## start

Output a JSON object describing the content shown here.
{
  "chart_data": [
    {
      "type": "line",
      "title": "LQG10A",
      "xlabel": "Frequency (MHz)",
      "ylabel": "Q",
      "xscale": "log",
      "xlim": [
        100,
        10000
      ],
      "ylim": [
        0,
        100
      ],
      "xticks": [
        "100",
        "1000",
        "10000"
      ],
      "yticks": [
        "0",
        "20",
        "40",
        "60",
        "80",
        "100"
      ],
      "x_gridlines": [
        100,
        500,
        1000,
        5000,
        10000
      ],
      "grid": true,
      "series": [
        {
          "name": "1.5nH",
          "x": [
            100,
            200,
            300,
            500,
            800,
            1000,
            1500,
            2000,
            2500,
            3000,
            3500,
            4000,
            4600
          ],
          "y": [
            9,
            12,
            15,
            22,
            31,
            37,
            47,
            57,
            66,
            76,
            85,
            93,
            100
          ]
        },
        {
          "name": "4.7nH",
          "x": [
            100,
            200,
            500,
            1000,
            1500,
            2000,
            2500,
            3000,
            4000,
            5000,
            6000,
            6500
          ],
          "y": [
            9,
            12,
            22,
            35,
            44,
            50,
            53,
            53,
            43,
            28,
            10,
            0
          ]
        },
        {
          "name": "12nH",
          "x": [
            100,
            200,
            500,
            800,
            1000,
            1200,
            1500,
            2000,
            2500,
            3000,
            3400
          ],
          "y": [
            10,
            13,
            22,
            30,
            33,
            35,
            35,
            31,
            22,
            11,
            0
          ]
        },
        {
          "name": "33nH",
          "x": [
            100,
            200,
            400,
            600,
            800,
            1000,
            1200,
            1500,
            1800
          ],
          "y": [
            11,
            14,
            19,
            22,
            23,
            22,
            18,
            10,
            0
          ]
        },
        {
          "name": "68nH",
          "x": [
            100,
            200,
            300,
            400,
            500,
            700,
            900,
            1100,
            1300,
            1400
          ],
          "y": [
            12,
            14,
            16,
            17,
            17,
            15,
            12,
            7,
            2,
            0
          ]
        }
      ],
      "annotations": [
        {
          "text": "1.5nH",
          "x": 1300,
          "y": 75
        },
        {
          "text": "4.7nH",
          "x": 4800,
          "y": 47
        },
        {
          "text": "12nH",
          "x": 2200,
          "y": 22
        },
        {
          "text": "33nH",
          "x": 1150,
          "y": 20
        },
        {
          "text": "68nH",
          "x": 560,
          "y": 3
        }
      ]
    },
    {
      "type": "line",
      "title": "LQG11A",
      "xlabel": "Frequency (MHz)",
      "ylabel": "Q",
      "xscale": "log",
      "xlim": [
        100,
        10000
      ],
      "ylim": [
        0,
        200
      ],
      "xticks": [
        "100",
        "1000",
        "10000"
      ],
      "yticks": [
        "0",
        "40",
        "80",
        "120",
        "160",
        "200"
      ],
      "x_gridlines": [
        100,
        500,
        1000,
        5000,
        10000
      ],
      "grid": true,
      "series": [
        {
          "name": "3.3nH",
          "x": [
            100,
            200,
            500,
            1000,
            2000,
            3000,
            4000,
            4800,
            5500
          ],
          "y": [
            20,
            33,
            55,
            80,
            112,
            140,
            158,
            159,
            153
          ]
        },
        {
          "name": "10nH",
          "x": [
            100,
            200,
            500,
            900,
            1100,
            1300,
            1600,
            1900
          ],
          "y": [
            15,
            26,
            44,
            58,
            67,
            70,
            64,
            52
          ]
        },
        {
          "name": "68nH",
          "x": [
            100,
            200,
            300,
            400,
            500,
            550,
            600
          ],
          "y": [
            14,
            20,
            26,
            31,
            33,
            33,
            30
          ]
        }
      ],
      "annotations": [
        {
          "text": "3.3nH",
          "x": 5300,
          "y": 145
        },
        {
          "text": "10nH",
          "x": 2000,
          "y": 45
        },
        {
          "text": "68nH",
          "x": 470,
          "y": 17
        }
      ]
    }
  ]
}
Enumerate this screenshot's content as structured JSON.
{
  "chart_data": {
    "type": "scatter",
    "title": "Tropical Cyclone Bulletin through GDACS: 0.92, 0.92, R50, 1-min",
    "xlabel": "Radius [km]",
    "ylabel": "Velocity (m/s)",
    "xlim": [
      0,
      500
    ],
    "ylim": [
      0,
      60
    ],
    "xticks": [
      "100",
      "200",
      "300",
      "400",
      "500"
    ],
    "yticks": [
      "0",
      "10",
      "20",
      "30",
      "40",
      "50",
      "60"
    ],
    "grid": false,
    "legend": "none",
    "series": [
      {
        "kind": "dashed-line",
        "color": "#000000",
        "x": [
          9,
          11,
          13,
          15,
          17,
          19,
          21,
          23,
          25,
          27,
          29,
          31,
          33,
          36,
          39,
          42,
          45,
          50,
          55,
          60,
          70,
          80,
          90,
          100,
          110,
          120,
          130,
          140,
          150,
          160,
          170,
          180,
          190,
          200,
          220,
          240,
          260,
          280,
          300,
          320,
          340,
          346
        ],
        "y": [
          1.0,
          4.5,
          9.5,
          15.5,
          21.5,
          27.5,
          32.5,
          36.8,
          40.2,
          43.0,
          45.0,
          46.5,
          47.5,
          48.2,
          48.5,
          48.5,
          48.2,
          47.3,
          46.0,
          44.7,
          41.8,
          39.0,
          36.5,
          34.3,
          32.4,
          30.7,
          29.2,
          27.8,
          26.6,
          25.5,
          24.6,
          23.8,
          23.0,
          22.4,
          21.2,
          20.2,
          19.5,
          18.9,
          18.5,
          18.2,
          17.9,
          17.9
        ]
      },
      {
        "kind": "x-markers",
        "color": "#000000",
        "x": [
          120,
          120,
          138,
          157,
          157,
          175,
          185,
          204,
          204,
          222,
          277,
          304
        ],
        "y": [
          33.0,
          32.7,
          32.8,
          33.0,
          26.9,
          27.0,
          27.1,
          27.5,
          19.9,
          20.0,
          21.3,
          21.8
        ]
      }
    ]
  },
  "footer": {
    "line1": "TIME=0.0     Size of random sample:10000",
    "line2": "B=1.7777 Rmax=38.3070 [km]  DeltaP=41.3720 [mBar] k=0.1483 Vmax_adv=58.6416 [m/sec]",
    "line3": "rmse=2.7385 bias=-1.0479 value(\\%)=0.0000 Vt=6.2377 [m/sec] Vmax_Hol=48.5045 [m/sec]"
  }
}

## end

- **YOUR OBJECTIVE**
Nothing in the data may differ; print all of it exactly as written.

- **SOLUTION TO THIS EXERCISE**
Output a JSON object describing the content shown here.
{
  "chart_data": [
    {
      "type": "line",
      "title": "LQG10A",
      "xlabel": "Frequency (MHz)",
      "ylabel": "Q",
      "xscale": "log",
      "xlim": [
        100,
        10000
      ],
      "ylim": [
        0,
        100
      ],
      "xticks": [
        "100",
        "1000",
        "10000"
      ],
      "yticks": [
        "0",
        "20",
        "40",
        "60",
        "80",
        "100"
      ],
      "x_gridlines": [
        100,
        500,
        1000,
        5000,
        10000
      ],
      "grid": true,
      "series": [
        {
          "name": "1.5nH",
          "x": [
            100,
            200,
            300,
            500,
            800,
            1000,
            1500,
            2000,
            2500,
            3000,
            3500,
            4000,
            4600
          ],
          "y": [
            9,
            12,
            15,
            22,
            31,
            37,
            47,
            57,
            66,
            76,
            85,
            93,
            100
          ]
        },
        {
          "name": "4.7nH",
          "x": [
            100,
            200,
            500,
            1000,
            1500,
            2000,
            2500,
            3000,
            4000,
            5000,
            6000,
            6500
          ],
          "y": [
            9,
            12,
            22,
            35,
            44,
            50,
            53,
            53,
            43,
            28,
            10,
            0
          ]
        },
        {
          "name": "12nH",
          "x": [
            100,
            200,
            500,
            800,
            1000,
            1200,
            1500,
            2000,
            2500,
            3000,
            3400
          ],
          "y": [
            10,
            13,
            22,
            30,
            33,
            35,
            35,
            31,
            22,
            11,
            0
          ]
        },
        {
          "name": "33nH",
          "x": [
            100,
            200,
            400,
            600,
            800,
            1000,
            1200,
            1500,
            1800
          ],
          "y": [
            11,
            14,
            19,
            22,
            23,
            22,
            18,
            10,
            0
          ]
        },
        {
          "name": "68nH",
          "x": [
            100,
            200,
            300,
            400,
            500,
            700,
            900,
            1100,
            1300,
            1400
          ],
          "y": [
            12,
            14,
            16,
            17,
            17,
            15,
            12,
            7,
            2,
            0
          ]
        }
      ],
      "annotations": [
        {
          "text": "1.5nH",
          "x": 1300,
          "y": 75
        },
        {
          "text": "4.7nH",
          "x": 4800,
          "y": 47
        },
        {
          "text": "12nH",
          "x": 2200,
          "y": 22
        },
        {
          "text": "33nH",
          "x": 1150,
          "y": 20
        },
        {
          "text": "68nH",
          "x": 560,
          "y": 3
        }
      ]
    },
    {
      "type": "line",
      "title": "LQG11A",
      "xlabel": "Frequency (MHz)",
      "ylabel": "Q",
      "xscale": "log",
      "xlim": [
        100,
        10000
      ],
      "ylim": [
        0,
        200
      ],
      "xticks": [
        "100",
        "1000",
        "10000"
      ],
      "yticks": [
        "0",
        "40",
        "80",
        "120",
        "160",
        "200"
      ],
      "x_gridlines": [
        100,
        500,
        1000,
        5000,
        10000
      ],
      "grid": true,
      "series": [
        {
          "name": "3.3nH",
          "x": [
            100,
            200,
            500,
            1000,
            2000,
            3000,
            4000,
            4800,
            5500
          ],
          "y": [
            20,
            33,
            55,
            80,
            112,
            140,
            158,
            159,
            153
          ]
        },
        {
          "name": "10nH",
          "x": [
            100,
            200,
            500,
            900,
            1100,
            1300,
            1600,
            1900
          ],
          "y": [
            15,
            26,
            44,
            58,
            67,
            70,
            64,
            52
          ]
        },
        {
          "name": "68nH",
          "x": [
            100,
            200,
            300,
            400,
            500,
            550,
            600
          ],
          "y": [
            14,
            20,
            26,
            31,
            33,
            33,
            30
          ]
        }
      ],
      "annotations": [
        {
          "text": "3.3nH",
          "x": 5300,
          "y": 145
        },
        {
          "text": "10nH",
          "x": 2000,
          "y": 45
        },
        {
          "text": "68nH",
          "x": 470,
          "y": 17
        }
      ]
    }
  ]
}
Enumerate this screenshot's content as structured JSON.
{
  "chart_data": {
    "type": "scatter",
    "title": "Tropical Cyclone Bulletin through GDACS: 0.92, 0.92, R50, 1-min",
    "xlabel": "Radius [km]",
    "ylabel": "Velocity (m/s)",
    "xlim": [
      0,
      500
    ],
    "ylim": [
      0,
      60
    ],
    "xticks": [
      "100",
      "200",
      "300",
      "400",
      "500"
    ],
    "yticks": [
      "0",
      "10",
      "20",
      "30",
      "40",
      "50",
      "60"
    ],
    "grid": false,
    "legend": "none",
    "series": [
      {
        "kind": "dashed-line",
        "color": "#000000",
        "x": [
          9,
          11,
          13,
          15,
          17,
          19,
          21,
          23,
          25,
          27,
          29,
          31,
          33,
          36,
          39,
          42,
          45,
          50,
          55,
          60,
          70,
          80,
          90,
          100,
          110,
          120,
          130,
          140,
          150,
          160,
          170,
          180,
          190,
          200,
          220,
          240,
          260,
          280,
          300,
          320,
          340,
          346
        ],
        "y": [
          1.0,
          4.5,
          9.5,
          15.5,
          21.5,
          27.5,
          32.5,
          36.8,
          40.2,
          43.0,
          45.0,
          46.5,
          47.5,
          48.2,
          48.5,
          48.5,
          48.2,
          47.3,
          46.0,
          44.7,
          41.8,
          39.0,
          36.5,
          34.3,
          32.4,
          30.7,
          29.2,
          27.8,
          26.6,
          25.5,
          24.6,
          23.8,
          23.0,
          22.4,
          21.2,
          20.2,
          19.5,
          18.9,
          18.5,
          18.2,
          17.9,
          17.9
        ]
      },
      {
        "kind": "x-markers",
        "color": "#000000",
        "x": [
          120,
          120,
          138,
          157,
          157,
          175,
          185,
          204,
          204,
          222,
          277,
          304
        ],
        "y": [
          33.0,
          32.7,
          32.8,
          33.0,
          26.9,
          27.0,
          27.1,
          27.5,
          19.9,
          20.0,
          21.3,
          21.8
        ]
      }
    ]
  },
  "footer": {
    "line1": "TIME=0.0     Size of random sample:10000",
    "line2": "B=1.7777 Rmax=38.3070 [km]  DeltaP=41.3720 [mBar] k=0.1483 Vmax_adv=58.6416 [m/sec]",
    "line3": "rmse=2.7385 bias=-1.0479 value(\\%)=0.0000 Vt=6.2377 [m/sec] Vmax_Hol=48.5045 [m/sec]"
  }
}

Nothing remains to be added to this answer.